*WHAT NEEDS TO BE DONE*
Copy every line of the records below that holds the word "completed".
START THE DATA
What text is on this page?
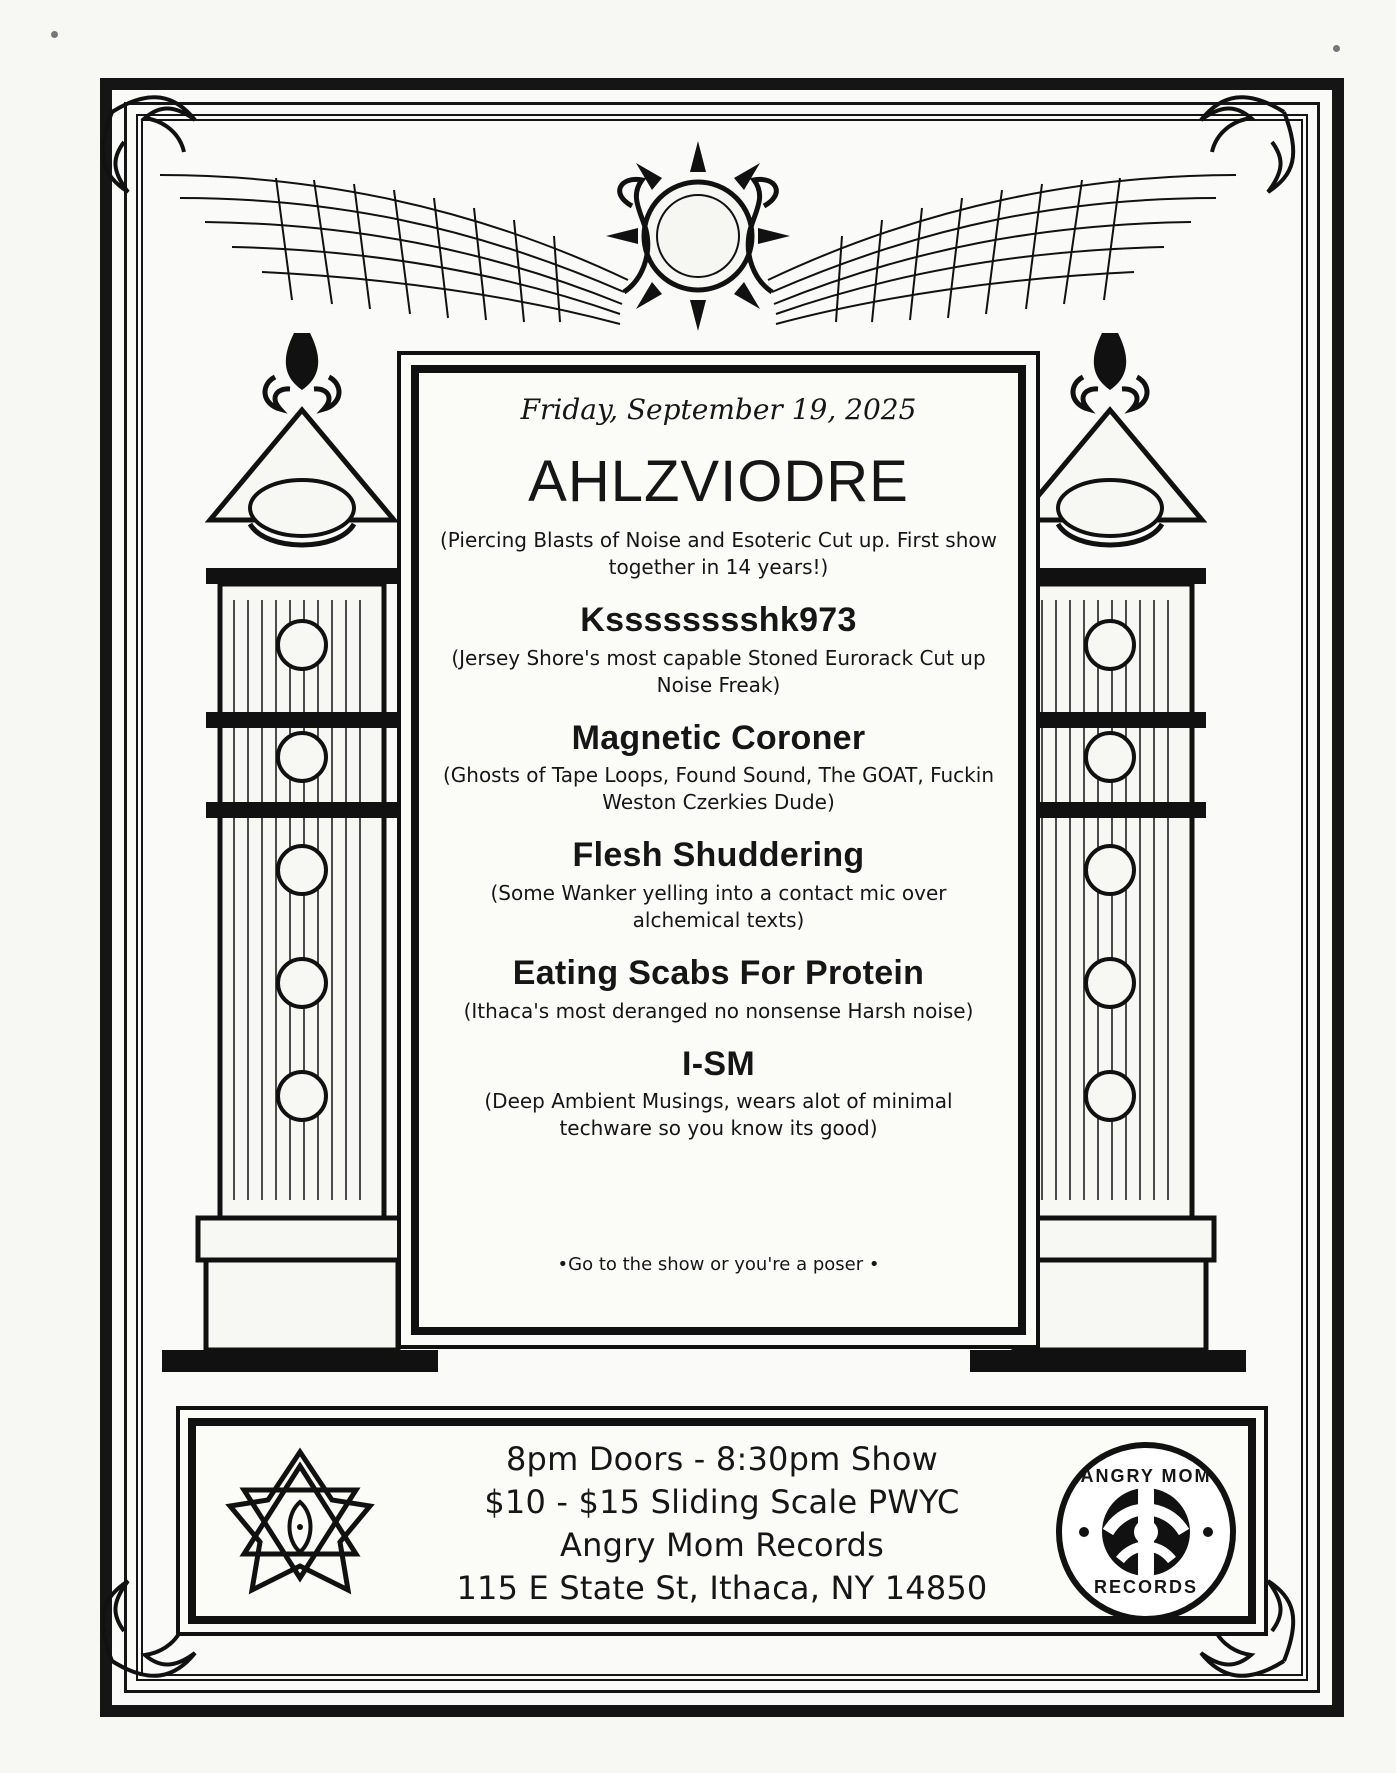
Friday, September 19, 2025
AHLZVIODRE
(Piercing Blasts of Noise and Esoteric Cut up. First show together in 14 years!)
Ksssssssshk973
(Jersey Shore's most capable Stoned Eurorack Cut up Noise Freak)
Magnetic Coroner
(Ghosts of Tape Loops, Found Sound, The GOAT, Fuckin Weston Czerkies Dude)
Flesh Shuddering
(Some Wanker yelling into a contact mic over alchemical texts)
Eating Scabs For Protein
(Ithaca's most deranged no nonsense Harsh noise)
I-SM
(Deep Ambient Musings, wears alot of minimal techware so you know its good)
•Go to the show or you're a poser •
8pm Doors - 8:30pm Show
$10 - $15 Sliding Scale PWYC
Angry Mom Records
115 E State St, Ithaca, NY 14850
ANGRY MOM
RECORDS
END THE DATA
START THE DATA
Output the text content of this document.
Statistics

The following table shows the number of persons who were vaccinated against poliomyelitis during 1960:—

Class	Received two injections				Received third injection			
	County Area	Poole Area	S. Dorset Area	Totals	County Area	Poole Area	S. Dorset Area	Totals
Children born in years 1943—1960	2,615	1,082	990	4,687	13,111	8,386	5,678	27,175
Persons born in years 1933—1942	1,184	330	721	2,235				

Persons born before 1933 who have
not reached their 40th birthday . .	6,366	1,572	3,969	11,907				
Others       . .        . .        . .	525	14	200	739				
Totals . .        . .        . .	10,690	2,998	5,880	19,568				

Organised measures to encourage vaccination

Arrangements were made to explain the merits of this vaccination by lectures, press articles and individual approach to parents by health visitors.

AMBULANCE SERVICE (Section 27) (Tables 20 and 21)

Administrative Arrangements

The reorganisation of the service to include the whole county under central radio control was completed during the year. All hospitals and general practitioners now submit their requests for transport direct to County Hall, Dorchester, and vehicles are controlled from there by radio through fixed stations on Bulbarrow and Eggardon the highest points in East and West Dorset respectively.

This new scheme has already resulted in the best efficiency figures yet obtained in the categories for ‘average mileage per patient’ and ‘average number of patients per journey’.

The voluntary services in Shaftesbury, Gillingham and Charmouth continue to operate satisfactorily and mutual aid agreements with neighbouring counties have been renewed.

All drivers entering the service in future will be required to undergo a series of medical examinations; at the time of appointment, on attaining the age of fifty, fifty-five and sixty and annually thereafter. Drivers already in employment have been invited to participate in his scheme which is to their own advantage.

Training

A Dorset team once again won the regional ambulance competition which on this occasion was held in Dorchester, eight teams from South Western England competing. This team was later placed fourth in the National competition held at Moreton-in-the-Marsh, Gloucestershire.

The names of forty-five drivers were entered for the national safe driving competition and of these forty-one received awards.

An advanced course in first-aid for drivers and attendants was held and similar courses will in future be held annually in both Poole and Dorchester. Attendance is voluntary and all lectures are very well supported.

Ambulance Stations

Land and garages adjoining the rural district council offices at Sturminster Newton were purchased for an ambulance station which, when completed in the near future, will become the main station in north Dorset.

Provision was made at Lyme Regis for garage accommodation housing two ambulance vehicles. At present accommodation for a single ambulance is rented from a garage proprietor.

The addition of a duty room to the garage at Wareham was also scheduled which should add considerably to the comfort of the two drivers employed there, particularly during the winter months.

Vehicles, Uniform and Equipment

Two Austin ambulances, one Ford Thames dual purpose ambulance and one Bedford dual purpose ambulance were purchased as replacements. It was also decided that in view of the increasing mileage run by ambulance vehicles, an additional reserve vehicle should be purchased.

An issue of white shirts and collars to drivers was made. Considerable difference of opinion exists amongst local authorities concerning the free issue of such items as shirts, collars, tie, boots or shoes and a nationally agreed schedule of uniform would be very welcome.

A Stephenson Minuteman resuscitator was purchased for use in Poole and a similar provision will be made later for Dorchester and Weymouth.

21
END THE DATA
START THE DATA
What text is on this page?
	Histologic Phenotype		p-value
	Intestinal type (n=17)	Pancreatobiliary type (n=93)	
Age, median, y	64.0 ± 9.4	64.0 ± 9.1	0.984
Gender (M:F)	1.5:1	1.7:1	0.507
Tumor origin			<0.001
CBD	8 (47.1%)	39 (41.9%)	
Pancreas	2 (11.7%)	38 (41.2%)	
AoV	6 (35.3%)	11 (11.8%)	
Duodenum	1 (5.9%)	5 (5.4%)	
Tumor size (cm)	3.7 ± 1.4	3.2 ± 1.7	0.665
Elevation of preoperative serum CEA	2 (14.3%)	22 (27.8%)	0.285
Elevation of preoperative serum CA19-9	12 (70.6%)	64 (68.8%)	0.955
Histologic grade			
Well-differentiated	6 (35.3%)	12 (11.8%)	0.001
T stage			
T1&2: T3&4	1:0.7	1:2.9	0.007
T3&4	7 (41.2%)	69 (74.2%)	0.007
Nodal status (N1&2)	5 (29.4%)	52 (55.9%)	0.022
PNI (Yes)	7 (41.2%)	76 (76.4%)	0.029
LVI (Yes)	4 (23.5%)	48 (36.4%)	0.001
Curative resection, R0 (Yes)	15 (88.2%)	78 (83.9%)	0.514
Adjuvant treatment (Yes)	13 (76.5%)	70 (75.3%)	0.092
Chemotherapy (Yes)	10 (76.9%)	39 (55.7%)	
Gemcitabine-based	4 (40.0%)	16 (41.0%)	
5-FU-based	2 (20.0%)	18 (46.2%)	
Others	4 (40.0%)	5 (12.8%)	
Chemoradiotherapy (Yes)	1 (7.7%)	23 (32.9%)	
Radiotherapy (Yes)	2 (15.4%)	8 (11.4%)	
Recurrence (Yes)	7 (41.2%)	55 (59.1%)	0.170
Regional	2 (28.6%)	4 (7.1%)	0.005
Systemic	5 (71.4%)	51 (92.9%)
END THE DATA
*SOLUTION TO THIS TASK*
The reorganisation of the service to include the whole county under central radio control was completed during the year. All hospitals and general practitioners now submit their requests for transport direct to County Hall, Dorchester, and vehicles are controlled from there by radio through fixed stations on Bulbarrow and Eggardon the highest points in East and West Dorset respectively.
Land and garages adjoining the rural district council offices at Sturminster Newton were purchased for an ambulance station which, when completed in the near future, will become the main station in north Dorset.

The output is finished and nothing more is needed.